#### ВЫБРАННЫЙ ОТРЫВОК ####

Филби на мгновение задумался, потом ответил:
— По горчице Коулмана и вустерскому соусу «Ли энд Перрингс». В следующий раз, когда поедете сюда, можете ли мне их привезти?
Потом Филби продолжил наш разговор:
— Неужели вы не понимаете? СССР — мой дом. И хотя здесь есть свои трудности, я не променяю этот дом ни на какой другой. Я получаю огромное удовольствие от разительной смены времен года, мне даже нравится гоняться за дефицитом. Мне нравится жить здесь.
— Но вы же пользуетесь большими привилегиями, как генерал КГБ.
— Строго говоря, у меня нет воинского звания, но у меня есть генеральские привилегии.
Самое важное для меня, что в любое время я могу пользоваться первоклассным медицинским обслуживанием. Я понимаю, что так не должно быть, что эта привилегия должна быть предоставлена всем, но, честно говоря, мне, как больному человеку, было бы очень трудно отказаться от нее [33].
Наш ужин подходил к концу. Я попросил Филби перечислить свои награды. Он принес из кабинета многие из них: орден Ленина, орден Красного Знамени, орден Дружбы народов, медаль, посвященную 100-летию со дня рождения В. И. Ленина, медаль за Победу над Германией, ордена Венгрии, Кубы, Болгарии. Венгерский орден Золотого меча был самым красивым, но Филби очень гордился орденом Ленина. «Это эквивалент самого высокого рыцарского знака», — сказал он мне.
Потом последовала серия вопросов, которые меня просили задать знакомые.
— Что вы думаете о Морисе Олдфилде?
— Я даже не мог подозревать о его гомосексуальных наклонностях, если они, конечно, были у него. Я был шокирован и изумлен, как госпожа Тэтчер обошлась с ним. В своей книге я сказал о нем как о «грозной личности», и действительно он был таким.
— Вы встречались когда-нибудь с Эдвардом Ховардом?
Филби посмотрел на меня в замешательстве. Я объяснил, что Ховард — это бывший сотрудник ЦРУ, перешедший на сторону СССР в 1985 году.
— Никогда не слышал о нем.
— Кто из политических лидеров сегодняшнего мира за исключением советских импонирует вам больше всего?
— Дэвид Ланге, премьер-министр Новой Зеландии. Он нашел смелость и запретил заход кораблей с атомными установками и атомным оружием в территориальные воды страны. Жаль, что я не могу сказать этого об Австралии.

#### ИСХОДНЫЕ МАТЕРИАЛЫ ####

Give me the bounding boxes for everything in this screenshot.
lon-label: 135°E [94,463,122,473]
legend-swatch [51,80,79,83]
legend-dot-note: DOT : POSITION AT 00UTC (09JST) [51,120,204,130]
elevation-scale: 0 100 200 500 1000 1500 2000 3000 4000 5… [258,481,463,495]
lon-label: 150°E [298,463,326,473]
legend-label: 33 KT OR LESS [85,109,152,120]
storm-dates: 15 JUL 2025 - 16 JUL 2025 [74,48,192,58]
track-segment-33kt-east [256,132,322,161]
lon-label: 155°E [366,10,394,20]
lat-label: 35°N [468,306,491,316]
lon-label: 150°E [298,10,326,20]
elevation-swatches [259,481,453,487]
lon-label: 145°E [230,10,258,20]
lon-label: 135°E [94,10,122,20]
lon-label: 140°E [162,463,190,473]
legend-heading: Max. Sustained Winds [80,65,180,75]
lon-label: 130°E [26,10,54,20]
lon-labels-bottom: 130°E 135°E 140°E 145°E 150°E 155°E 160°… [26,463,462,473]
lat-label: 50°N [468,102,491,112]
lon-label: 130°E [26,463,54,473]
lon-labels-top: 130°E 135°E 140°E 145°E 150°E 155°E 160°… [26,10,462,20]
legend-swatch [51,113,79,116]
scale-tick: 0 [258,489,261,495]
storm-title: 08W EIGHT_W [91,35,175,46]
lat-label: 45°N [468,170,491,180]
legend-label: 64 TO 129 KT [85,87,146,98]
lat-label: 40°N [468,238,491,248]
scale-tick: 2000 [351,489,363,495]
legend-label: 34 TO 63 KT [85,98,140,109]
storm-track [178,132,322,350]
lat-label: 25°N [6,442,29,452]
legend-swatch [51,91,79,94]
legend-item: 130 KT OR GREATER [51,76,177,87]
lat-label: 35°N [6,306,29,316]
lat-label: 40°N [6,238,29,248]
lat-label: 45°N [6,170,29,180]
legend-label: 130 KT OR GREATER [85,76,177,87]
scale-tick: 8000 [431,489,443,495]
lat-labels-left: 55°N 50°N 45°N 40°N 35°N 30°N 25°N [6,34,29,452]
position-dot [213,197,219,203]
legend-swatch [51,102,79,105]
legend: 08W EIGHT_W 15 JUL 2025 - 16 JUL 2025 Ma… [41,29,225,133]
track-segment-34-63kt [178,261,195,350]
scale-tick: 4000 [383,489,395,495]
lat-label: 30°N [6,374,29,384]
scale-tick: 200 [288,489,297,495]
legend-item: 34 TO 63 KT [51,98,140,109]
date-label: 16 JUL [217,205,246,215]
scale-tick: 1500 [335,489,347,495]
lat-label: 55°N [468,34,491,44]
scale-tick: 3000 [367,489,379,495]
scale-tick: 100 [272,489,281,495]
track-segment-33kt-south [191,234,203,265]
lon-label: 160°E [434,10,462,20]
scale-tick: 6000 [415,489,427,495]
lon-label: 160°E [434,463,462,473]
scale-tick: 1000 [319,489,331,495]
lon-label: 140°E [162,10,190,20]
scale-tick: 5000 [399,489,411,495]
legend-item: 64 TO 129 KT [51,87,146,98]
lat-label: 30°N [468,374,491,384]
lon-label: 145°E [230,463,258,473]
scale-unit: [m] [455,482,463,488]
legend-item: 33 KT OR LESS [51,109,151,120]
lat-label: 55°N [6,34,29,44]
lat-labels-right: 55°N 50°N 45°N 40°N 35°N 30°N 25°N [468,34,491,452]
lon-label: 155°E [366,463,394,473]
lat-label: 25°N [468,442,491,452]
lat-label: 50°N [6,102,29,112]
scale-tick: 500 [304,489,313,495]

####

ЗАДАНИЕ 1: Выведите дословно часть отрывка о Филби: всё, что идёт от слов «Потом Филби продолжил» вниз до слов «есть генеральские привилегии.».
ЗАДАНИЕ 2: Назовите все страны, которые упоминаются в отрывке о Филби.

ИТОГОВЫЙ ОТВЕТ 1:
Потом Филби продолжил наш разговор:
— Неужели вы не понимаете? СССР — мой дом. И хотя здесь есть свои трудности, я не променяю этот дом ни на какой другой. Я получаю огромное удовольствие от разительной смены времен года, мне даже нравится гоняться за дефицитом. Мне нравится жить здесь.
— Но вы же пользуетесь большими привилегиями, как генерал КГБ.
— Строго говоря, у меня нет воинского звания, но у меня есть генеральские привилегии.

ИТОГОВЫЙ ОТВЕТ 2: СССР, Германия, Венгрия, Куба, Болгария, Новая Зеландия, Австралия